_Work to complete_
Exactly reproduce the entries, dropping any pictures from your copy.

Records from a data source
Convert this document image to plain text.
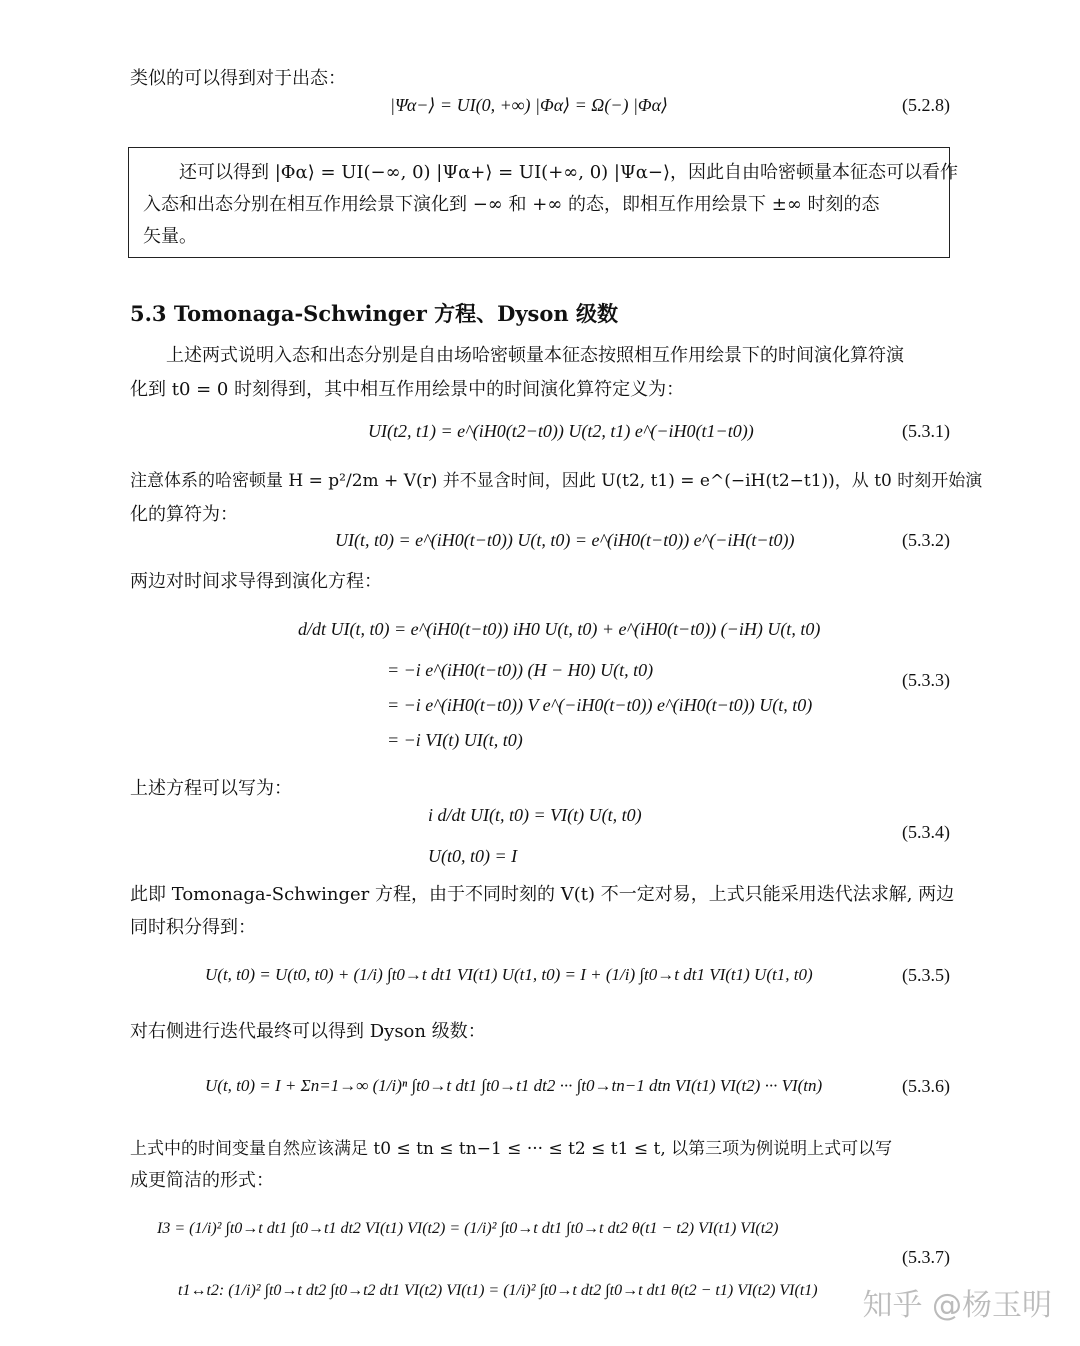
类似的可以得到对于出态：
|Ψα−⟩ = UI(0, +∞) |Φα⟩ = Ω(−) |Φα⟩	(5.2.8)
还可以得到 |Φα⟩ = UI(−∞, 0) |Ψα+⟩ = UI(+∞, 0) |Ψα−⟩，因此自由哈密顿量本征态可以看作
入态和出态分别在相互作用绘景下演化到 −∞ 和 +∞ 的态，即相互作用绘景下 ±∞ 时刻的态
矢量。
5.3 Tomonaga-Schwinger 方程、Dyson 级数
上述两式说明入态和出态分别是自由场哈密顿量本征态按照相互作用绘景下的时间演化算符演
化到 t0 = 0 时刻得到，其中相互作用绘景中的时间演化算符定义为：
UI(t2, t1) = e^(iH0(t2−t0)) U(t2, t1) e^(−iH0(t1−t0))	(5.3.1)
注意体系的哈密顿量 H = p²/2m + V(r) 并不显含时间，因此 U(t2, t1) = e^(−iH(t2−t1))，从 t0 时刻开始演
化的算符为：
UI(t, t0) = e^(iH0(t−t0)) U(t, t0) = e^(iH0(t−t0)) e^(−iH(t−t0))	(5.3.2)
两边对时间求导得到演化方程：
d/dt UI(t, t0) = e^(iH0(t−t0)) iH0 U(t, t0) + e^(iH0(t−t0)) (−iH) U(t, t0)
= −i e^(iH0(t−t0)) (H − H0) U(t, t0)
= −i e^(iH0(t−t0)) V e^(−iH0(t−t0)) e^(iH0(t−t0)) U(t, t0)
= −i VI(t) UI(t, t0)
(5.3.3)
上述方程可以写为：
i d/dt UI(t, t0) = VI(t) U(t, t0)
U(t0, t0) = I
(5.3.4)
此即 Tomonaga-Schwinger 方程，由于不同时刻的 V(t) 不一定对易，上式只能采用迭代法求解, 两边
同时积分得到：
U(t, t0) = U(t0, t0) + (1/i) ∫t0→t dt1 VI(t1) U(t1, t0) = I + (1/i) ∫t0→t dt1 VI(t1) U(t1, t0)	(5.3.5)
对右侧进行迭代最终可以得到 Dyson 级数：
U(t, t0) = I + Σn=1→∞ (1/i)ⁿ ∫t0→t dt1 ∫t0→t1 dt2 ··· ∫t0→tn−1 dtn VI(t1) VI(t2) ··· VI(tn)	(5.3.6)
上式中的时间变量自然应该满足 t0 ≤ tn ≤ tn−1 ≤ ··· ≤ t2 ≤ t1 ≤ t, 以第三项为例说明上式可以写
成更简洁的形式：
I3 = (1/i)² ∫t0→t dt1 ∫t0→t1 dt2 VI(t1) VI(t2) = (1/i)² ∫t0→t dt1 ∫t0→t dt2 θ(t1 − t2) VI(t1) VI(t2)
t1↔t2: (1/i)² ∫t0→t dt2 ∫t0→t2 dt1 VI(t2) VI(t1) = (1/i)² ∫t0→t dt2 ∫t0→t dt1 θ(t2 − t1) VI(t2) VI(t1)
(5.3.7)
知乎 @杨玉明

_Task output_
Convert this document image to plain text.
类似的可以得到对于出态：
|Ψα−⟩ = UI(0, +∞) |Φα⟩ = Ω(−) |Φα⟩	(5.2.8)
还可以得到 |Φα⟩ = UI(−∞, 0) |Ψα+⟩ = UI(+∞, 0) |Ψα−⟩，因此自由哈密顿量本征态可以看作
入态和出态分别在相互作用绘景下演化到 −∞ 和 +∞ 的态，即相互作用绘景下 ±∞ 时刻的态
矢量。
5.3 Tomonaga-Schwinger 方程、Dyson 级数
上述两式说明入态和出态分别是自由场哈密顿量本征态按照相互作用绘景下的时间演化算符演
化到 t0 = 0 时刻得到，其中相互作用绘景中的时间演化算符定义为：
UI(t2, t1) = e^(iH0(t2−t0)) U(t2, t1) e^(−iH0(t1−t0))	(5.3.1)
注意体系的哈密顿量 H = p²/2m + V(r) 并不显含时间，因此 U(t2, t1) = e^(−iH(t2−t1))，从 t0 时刻开始演
化的算符为：
UI(t, t0) = e^(iH0(t−t0)) U(t, t0) = e^(iH0(t−t0)) e^(−iH(t−t0))	(5.3.2)
两边对时间求导得到演化方程：
d/dt UI(t, t0) = e^(iH0(t−t0)) iH0 U(t, t0) + e^(iH0(t−t0)) (−iH) U(t, t0)
= −i e^(iH0(t−t0)) (H − H0) U(t, t0)
= −i e^(iH0(t−t0)) V e^(−iH0(t−t0)) e^(iH0(t−t0)) U(t, t0)
= −i VI(t) UI(t, t0)
(5.3.3)
上述方程可以写为：
i d/dt UI(t, t0) = VI(t) U(t, t0)
U(t0, t0) = I
(5.3.4)
此即 Tomonaga-Schwinger 方程，由于不同时刻的 V(t) 不一定对易，上式只能采用迭代法求解, 两边
同时积分得到：
U(t, t0) = U(t0, t0) + (1/i) ∫t0→t dt1 VI(t1) U(t1, t0) = I + (1/i) ∫t0→t dt1 VI(t1) U(t1, t0)	(5.3.5)
对右侧进行迭代最终可以得到 Dyson 级数：
U(t, t0) = I + Σn=1→∞ (1/i)ⁿ ∫t0→t dt1 ∫t0→t1 dt2 ··· ∫t0→tn−1 dtn VI(t1) VI(t2) ··· VI(tn)	(5.3.6)
上式中的时间变量自然应该满足 t0 ≤ tn ≤ tn−1 ≤ ··· ≤ t2 ≤ t1 ≤ t, 以第三项为例说明上式可以写
成更简洁的形式：
I3 = (1/i)² ∫t0→t dt1 ∫t0→t1 dt2 VI(t1) VI(t2) = (1/i)² ∫t0→t dt1 ∫t0→t dt2 θ(t1 − t2) VI(t1) VI(t2)
t1↔t2: (1/i)² ∫t0→t dt2 ∫t0→t2 dt1 VI(t2) VI(t1) = (1/i)² ∫t0→t dt2 ∫t0→t dt1 θ(t2 − t1) VI(t2) VI(t1)
(5.3.7)
知乎 @杨玉明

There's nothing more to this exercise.